## begin

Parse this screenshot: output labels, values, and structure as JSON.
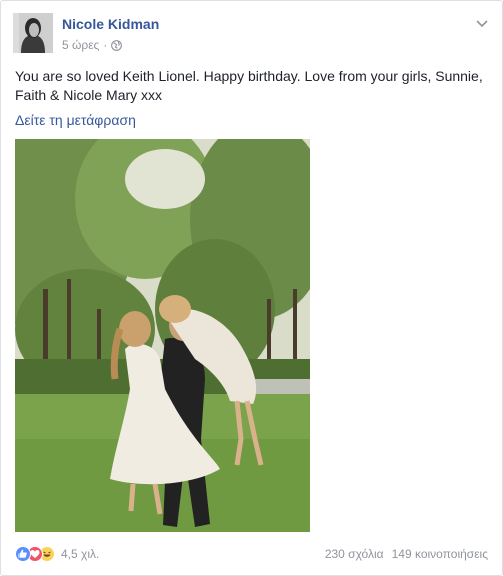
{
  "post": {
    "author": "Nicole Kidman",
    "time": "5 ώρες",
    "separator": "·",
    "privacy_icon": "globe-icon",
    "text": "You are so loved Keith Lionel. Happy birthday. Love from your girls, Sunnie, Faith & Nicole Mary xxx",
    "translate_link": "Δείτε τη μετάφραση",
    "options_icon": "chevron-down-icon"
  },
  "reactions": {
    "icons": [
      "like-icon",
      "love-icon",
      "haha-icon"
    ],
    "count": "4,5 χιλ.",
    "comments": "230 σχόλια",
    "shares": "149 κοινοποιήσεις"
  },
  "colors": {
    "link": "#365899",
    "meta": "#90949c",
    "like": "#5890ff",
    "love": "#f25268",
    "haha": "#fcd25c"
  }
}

## end

WHAT NEEDS TO BE DONE: Copy the listing over exactly, skipping the pictures it holds.

RESULT OF THE TASK:
Parse this screenshot: output labels, values, and structure as JSON.
{
  "post": {
    "author": "Nicole Kidman",
    "time": "5 ώρες",
    "separator": "·",
    "privacy_icon": "globe-icon",
    "text": "You are so loved Keith Lionel. Happy birthday. Love from your girls, Sunnie, Faith & Nicole Mary xxx",
    "translate_link": "Δείτε τη μετάφραση",
    "options_icon": "chevron-down-icon"
  },
  "reactions": {
    "icons": [
      "like-icon",
      "love-icon",
      "haha-icon"
    ],
    "count": "4,5 χιλ.",
    "comments": "230 σχόλια",
    "shares": "149 κοινοποιήσεις"
  },
  "colors": {
    "link": "#365899",
    "meta": "#90949c",
    "like": "#5890ff",
    "love": "#f25268",
    "haha": "#fcd25c"
  }
}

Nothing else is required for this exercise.